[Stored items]
........

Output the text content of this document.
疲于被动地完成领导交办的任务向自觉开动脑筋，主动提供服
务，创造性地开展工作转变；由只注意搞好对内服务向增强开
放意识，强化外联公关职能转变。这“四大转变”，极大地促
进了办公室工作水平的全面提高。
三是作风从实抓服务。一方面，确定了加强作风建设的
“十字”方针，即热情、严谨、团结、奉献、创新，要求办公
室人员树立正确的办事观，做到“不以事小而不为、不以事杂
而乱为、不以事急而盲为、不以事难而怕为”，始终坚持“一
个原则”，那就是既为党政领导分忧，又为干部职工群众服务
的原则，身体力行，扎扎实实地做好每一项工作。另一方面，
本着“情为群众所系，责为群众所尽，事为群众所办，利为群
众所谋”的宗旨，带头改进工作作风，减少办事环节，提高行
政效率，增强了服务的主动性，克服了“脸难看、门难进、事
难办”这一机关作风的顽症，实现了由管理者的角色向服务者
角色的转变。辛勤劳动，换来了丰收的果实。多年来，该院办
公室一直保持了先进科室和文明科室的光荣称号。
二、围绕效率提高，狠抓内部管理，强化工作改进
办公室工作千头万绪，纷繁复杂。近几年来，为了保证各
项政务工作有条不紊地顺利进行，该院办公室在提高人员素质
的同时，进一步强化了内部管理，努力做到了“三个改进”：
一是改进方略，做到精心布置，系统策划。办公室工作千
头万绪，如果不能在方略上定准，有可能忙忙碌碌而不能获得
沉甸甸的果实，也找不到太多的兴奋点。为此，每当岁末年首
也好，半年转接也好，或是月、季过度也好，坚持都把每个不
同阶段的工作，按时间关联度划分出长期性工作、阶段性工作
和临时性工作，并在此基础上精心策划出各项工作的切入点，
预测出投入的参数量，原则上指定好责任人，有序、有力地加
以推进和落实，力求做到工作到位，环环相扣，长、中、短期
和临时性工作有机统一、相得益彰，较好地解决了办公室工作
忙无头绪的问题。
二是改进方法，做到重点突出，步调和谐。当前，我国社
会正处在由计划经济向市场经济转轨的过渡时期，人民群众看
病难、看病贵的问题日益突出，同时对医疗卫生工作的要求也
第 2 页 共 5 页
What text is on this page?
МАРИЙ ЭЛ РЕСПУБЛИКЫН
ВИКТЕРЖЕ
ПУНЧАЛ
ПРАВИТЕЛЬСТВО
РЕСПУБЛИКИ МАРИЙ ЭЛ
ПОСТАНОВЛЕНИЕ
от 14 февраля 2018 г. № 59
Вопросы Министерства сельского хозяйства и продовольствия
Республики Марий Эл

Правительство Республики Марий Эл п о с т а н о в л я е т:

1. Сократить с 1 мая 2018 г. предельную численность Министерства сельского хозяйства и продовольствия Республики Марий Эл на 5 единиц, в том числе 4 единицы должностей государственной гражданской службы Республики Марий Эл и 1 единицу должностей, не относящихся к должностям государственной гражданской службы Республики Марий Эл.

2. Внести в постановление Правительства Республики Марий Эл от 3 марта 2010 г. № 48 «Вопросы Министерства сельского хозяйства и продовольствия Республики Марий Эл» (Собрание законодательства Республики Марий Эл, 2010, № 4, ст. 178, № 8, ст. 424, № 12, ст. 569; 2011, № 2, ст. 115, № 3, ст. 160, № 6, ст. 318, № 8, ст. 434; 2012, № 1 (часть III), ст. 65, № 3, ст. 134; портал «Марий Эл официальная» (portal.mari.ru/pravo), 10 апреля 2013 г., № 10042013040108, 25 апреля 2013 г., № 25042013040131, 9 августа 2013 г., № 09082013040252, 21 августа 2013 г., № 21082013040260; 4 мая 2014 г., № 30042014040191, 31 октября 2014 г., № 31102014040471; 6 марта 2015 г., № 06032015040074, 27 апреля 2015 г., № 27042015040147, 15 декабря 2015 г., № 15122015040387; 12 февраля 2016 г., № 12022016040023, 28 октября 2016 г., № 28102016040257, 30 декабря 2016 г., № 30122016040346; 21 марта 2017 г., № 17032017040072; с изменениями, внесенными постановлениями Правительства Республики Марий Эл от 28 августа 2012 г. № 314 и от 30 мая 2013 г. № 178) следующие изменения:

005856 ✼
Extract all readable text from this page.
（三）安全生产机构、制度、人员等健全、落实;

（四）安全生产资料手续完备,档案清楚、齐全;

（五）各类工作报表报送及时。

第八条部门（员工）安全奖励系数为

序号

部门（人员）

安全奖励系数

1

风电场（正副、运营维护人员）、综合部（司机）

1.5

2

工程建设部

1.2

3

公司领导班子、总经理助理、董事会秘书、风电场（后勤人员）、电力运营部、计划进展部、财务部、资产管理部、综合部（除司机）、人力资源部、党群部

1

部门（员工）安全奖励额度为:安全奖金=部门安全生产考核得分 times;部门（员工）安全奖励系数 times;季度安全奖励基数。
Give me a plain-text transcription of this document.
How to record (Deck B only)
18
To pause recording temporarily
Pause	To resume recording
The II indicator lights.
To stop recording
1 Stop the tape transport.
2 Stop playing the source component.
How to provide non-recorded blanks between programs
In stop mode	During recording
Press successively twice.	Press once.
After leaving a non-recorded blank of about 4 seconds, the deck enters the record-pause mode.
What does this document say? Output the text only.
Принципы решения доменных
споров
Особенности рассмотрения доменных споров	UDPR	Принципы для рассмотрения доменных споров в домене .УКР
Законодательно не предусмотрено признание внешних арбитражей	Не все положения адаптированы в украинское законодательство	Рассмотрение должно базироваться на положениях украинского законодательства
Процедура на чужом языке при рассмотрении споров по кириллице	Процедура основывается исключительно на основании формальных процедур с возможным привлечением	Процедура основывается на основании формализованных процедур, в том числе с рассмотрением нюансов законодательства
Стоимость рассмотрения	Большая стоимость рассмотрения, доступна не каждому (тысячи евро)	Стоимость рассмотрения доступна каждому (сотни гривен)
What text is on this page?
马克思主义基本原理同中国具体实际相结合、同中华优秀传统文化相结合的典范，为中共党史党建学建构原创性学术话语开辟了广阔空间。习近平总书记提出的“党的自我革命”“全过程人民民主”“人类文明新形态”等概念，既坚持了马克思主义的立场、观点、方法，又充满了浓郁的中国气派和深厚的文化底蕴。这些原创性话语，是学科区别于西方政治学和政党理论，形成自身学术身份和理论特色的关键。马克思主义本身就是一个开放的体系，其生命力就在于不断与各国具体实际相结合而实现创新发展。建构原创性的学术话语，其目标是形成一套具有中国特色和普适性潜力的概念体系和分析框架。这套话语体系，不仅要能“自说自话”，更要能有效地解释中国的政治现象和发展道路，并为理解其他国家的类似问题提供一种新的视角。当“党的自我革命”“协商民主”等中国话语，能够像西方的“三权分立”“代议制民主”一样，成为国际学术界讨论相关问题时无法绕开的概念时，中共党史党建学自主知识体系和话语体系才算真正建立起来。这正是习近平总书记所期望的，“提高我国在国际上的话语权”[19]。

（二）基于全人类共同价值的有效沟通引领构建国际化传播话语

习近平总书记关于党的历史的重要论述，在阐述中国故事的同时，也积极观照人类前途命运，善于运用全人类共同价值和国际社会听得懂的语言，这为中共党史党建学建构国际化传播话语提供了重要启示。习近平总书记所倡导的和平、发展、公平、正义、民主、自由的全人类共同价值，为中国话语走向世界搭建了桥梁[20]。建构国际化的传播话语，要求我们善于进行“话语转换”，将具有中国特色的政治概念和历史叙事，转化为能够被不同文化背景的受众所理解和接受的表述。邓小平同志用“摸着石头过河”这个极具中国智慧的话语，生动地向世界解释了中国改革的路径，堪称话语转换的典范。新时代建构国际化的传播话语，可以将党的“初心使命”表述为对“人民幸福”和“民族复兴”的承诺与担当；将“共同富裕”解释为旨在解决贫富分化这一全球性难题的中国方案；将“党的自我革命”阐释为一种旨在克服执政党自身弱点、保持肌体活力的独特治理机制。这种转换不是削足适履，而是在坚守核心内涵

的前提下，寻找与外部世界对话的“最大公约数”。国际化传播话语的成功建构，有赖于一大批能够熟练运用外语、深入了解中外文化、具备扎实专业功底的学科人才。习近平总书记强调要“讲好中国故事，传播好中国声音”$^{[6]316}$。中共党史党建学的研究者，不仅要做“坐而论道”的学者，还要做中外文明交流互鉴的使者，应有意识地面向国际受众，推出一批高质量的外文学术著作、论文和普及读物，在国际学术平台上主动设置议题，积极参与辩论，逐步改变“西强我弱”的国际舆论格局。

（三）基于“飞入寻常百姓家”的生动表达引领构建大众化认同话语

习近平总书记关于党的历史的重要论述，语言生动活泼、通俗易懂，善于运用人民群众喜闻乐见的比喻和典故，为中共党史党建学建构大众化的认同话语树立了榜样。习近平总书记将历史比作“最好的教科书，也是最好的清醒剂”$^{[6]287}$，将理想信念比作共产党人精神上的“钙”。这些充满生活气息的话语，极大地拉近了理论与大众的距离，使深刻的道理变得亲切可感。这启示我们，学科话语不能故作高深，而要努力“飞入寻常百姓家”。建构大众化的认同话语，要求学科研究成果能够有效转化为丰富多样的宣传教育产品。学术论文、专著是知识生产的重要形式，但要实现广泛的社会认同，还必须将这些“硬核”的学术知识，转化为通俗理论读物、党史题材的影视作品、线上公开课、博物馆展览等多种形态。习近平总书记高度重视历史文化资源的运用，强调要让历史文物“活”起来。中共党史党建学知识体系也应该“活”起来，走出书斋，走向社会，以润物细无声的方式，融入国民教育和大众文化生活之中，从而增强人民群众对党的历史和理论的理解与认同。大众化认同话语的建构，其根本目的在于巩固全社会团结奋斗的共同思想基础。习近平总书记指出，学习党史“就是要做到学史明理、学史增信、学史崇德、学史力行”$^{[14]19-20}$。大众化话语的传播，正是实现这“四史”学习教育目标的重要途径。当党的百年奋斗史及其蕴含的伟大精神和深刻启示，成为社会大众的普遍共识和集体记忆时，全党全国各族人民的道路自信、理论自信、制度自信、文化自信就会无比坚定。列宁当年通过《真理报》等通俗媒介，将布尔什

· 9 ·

........

> [Written exercise]: Display every line of the listing that contains the string "споров".

> [Task output]:
споров
Особенности рассмотрения доменных споров	UDPR	Принципы для рассмотрения доменных споров в домене .УКР
Процедура на чужом языке при рассмотрении споров по кириллице	Процедура основывается исключительно на основании формальных процедур с возможным привлечением	Процедура основывается на основании формализованных процедур, в том числе с рассмотрением нюансов законодательства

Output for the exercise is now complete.